> Stored data:
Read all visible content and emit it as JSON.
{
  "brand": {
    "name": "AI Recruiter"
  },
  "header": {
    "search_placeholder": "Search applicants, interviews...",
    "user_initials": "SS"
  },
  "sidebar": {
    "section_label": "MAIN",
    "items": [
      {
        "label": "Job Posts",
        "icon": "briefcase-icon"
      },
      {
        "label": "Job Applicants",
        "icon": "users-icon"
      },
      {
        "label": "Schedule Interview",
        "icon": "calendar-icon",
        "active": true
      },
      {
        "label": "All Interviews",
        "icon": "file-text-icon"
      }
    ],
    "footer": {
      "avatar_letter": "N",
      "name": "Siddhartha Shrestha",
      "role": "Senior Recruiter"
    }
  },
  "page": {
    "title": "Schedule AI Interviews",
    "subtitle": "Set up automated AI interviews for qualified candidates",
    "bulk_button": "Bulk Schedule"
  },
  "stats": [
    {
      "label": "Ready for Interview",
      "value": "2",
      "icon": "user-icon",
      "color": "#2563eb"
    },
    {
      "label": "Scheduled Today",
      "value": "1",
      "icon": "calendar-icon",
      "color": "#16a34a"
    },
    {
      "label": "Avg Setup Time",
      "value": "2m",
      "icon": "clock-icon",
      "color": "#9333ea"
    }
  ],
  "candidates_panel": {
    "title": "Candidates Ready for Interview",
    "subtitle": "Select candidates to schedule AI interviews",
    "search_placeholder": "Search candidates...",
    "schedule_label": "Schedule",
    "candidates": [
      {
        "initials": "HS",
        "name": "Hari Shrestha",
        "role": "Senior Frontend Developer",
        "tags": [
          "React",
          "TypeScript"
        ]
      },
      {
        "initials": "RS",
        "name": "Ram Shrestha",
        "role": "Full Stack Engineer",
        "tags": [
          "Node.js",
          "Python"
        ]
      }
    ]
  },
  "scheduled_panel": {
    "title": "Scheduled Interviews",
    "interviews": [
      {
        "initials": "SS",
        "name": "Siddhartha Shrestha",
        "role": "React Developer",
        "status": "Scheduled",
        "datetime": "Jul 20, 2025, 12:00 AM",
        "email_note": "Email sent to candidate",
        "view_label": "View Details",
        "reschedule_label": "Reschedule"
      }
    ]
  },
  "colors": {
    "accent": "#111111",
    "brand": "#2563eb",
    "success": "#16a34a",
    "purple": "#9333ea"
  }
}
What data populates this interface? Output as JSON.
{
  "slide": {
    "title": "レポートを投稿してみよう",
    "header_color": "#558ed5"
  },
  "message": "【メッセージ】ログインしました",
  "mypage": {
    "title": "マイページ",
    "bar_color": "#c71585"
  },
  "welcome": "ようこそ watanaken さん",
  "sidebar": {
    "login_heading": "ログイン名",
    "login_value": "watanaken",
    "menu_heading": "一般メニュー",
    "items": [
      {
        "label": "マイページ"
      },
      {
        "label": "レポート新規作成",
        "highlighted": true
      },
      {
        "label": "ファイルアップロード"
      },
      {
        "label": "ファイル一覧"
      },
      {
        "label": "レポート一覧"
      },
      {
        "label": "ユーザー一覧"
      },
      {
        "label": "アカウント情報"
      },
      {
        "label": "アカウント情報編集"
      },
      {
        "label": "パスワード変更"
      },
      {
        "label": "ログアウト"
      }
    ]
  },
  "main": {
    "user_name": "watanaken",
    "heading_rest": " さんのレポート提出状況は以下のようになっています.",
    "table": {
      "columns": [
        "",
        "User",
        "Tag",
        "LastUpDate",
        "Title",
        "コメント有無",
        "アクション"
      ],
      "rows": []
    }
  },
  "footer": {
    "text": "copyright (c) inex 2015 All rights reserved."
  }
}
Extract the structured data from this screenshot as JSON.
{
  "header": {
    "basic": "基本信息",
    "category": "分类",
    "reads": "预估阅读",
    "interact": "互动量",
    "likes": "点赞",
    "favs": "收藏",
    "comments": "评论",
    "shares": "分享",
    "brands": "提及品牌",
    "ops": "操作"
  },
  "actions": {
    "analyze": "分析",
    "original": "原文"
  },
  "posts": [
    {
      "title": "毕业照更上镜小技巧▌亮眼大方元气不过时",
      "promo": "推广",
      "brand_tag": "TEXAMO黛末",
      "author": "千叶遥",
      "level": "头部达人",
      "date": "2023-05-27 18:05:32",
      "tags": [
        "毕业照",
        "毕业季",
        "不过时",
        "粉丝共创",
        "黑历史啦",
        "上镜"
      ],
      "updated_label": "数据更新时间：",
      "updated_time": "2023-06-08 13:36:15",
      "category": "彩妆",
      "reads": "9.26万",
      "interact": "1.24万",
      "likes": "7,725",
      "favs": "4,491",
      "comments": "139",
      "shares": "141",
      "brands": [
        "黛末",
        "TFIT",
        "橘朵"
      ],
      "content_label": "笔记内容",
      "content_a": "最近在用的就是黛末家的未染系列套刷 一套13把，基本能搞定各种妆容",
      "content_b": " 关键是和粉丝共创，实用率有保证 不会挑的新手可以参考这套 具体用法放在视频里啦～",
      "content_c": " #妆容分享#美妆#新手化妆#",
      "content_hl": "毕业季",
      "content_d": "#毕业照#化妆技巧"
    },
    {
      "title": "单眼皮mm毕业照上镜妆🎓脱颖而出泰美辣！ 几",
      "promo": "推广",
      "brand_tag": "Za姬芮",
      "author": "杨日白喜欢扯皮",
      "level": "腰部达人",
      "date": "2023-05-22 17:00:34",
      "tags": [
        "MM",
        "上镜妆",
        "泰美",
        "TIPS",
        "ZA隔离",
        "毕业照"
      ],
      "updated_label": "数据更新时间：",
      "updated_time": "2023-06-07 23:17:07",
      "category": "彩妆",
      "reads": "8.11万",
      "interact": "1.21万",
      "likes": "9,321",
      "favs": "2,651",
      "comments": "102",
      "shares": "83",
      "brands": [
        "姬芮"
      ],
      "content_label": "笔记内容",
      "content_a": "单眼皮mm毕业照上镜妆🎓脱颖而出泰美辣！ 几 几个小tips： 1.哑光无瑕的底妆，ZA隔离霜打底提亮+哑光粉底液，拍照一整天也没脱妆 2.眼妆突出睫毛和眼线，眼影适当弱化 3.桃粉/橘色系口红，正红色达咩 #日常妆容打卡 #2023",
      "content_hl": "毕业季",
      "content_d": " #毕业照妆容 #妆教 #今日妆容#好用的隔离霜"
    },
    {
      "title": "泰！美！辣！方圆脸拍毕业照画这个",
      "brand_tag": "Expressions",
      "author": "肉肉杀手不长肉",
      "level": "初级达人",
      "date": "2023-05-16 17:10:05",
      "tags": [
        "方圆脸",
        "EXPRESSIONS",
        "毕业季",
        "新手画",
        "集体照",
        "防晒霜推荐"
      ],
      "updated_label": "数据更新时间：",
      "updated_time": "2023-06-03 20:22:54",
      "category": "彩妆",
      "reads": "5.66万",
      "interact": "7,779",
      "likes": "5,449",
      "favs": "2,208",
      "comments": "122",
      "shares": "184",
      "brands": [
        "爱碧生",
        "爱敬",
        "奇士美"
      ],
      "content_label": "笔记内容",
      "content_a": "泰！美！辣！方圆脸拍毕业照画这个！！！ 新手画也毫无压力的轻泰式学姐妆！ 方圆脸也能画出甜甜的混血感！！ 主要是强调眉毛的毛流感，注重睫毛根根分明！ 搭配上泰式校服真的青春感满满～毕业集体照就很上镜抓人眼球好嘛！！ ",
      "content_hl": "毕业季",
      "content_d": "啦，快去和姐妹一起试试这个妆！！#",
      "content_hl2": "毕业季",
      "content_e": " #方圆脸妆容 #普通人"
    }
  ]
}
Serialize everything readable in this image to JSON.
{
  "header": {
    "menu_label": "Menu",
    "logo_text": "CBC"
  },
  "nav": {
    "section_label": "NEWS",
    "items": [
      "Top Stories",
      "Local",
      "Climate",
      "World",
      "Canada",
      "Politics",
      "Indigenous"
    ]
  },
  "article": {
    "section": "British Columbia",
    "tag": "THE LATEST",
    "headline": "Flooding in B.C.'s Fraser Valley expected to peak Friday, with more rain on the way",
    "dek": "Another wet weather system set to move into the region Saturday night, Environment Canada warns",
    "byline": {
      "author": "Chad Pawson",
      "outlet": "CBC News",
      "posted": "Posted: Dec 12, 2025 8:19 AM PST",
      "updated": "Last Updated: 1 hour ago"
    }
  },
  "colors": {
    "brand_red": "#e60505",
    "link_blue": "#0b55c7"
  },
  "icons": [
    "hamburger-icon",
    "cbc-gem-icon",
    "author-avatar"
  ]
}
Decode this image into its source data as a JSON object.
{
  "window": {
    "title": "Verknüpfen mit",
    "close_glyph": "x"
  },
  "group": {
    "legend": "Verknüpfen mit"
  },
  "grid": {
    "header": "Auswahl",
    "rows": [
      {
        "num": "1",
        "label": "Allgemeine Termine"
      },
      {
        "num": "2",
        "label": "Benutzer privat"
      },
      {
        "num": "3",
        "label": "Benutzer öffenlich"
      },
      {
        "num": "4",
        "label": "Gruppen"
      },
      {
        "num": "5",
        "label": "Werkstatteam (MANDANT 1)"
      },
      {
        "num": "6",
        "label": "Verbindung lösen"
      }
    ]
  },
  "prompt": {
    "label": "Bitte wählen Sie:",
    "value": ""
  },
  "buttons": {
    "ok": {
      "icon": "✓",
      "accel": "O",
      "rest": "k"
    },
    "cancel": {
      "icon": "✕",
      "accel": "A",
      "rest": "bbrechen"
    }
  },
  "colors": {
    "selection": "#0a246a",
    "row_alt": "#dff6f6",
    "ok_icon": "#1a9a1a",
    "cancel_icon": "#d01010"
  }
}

> What the task asks: Each line that contains the string "subtitle" counts once; report how many such lines the entries have, giving only the number.

> Exercise result: 2